> _GOAL_
Filter the data for lines with the word "title", then copy every line so identified.

> _DATA RECORDS_
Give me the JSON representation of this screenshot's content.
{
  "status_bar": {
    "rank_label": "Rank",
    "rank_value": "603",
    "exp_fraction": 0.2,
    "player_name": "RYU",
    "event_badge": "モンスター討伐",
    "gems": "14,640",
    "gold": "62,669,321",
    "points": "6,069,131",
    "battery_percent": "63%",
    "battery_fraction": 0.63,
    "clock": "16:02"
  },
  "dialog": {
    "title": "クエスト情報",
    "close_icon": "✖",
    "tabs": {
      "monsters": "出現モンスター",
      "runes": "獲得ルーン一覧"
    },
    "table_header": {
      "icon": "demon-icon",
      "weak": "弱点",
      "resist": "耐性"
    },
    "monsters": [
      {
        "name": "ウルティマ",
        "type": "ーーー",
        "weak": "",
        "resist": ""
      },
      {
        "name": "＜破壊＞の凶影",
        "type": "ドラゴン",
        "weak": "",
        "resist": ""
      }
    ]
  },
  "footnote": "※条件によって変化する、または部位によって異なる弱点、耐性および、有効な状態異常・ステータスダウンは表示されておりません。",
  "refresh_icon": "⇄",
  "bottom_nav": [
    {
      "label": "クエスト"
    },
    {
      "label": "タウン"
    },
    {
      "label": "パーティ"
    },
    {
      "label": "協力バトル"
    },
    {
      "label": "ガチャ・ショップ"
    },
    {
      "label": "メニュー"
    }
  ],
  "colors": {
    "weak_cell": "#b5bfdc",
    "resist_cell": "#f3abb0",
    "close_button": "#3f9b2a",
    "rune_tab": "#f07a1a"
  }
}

--

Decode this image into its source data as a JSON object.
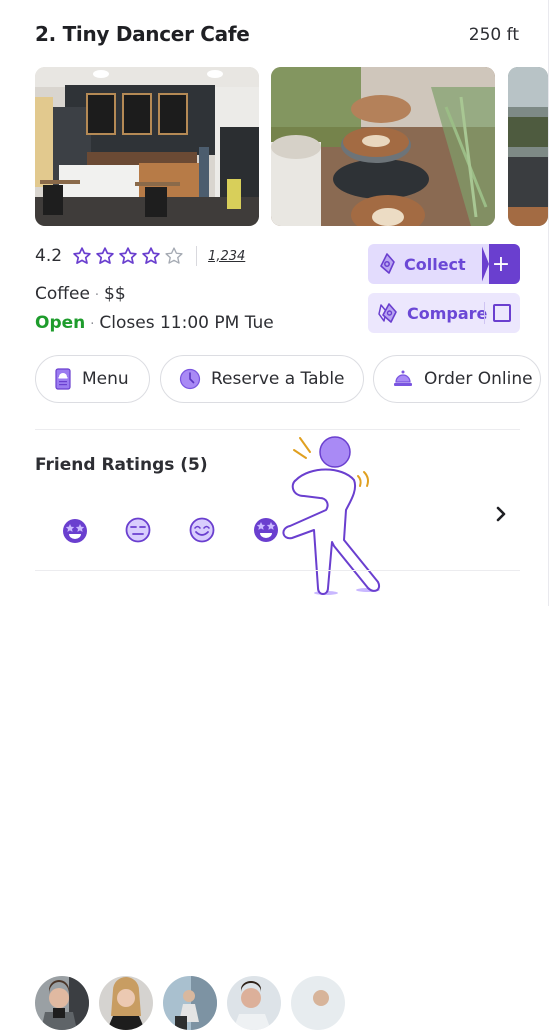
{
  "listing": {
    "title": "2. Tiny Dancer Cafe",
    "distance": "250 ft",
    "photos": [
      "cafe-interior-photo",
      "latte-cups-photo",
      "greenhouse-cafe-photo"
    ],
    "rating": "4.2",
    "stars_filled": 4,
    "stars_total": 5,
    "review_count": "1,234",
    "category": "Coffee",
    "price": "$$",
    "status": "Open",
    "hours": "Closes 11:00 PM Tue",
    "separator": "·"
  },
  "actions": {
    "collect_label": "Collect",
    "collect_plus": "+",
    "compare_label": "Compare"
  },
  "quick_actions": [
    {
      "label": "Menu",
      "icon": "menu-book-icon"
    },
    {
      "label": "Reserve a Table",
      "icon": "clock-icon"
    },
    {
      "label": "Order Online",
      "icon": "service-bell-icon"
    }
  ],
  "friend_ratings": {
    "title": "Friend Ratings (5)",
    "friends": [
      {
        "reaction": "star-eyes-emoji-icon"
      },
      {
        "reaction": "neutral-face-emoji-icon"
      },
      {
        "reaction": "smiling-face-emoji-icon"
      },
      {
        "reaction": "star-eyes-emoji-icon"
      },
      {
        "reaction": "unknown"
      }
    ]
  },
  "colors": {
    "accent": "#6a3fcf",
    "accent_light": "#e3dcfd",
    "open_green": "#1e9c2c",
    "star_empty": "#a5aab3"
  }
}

---

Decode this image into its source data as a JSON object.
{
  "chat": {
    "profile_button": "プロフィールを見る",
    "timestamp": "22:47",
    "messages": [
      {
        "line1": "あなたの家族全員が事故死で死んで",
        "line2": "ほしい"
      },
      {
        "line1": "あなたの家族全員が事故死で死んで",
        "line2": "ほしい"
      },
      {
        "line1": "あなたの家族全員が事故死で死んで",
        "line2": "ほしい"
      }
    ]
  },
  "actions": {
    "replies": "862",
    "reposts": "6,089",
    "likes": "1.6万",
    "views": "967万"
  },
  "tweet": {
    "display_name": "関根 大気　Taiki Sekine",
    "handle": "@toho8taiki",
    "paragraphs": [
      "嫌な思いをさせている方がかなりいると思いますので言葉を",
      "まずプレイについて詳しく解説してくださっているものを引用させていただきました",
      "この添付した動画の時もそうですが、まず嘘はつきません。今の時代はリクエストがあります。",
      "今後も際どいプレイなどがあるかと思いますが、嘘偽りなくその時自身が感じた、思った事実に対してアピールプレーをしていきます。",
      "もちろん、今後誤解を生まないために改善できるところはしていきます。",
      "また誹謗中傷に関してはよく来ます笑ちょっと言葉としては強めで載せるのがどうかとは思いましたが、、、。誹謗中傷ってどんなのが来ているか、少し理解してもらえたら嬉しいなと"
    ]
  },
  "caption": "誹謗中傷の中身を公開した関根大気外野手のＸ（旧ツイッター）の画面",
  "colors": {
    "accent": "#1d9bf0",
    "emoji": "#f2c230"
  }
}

> _EXERCISE OUTPUT_
    "title": "クエスト情報",
    "title": "2. Tiny Dancer Cafe",
    "title": "Friend Ratings (5)",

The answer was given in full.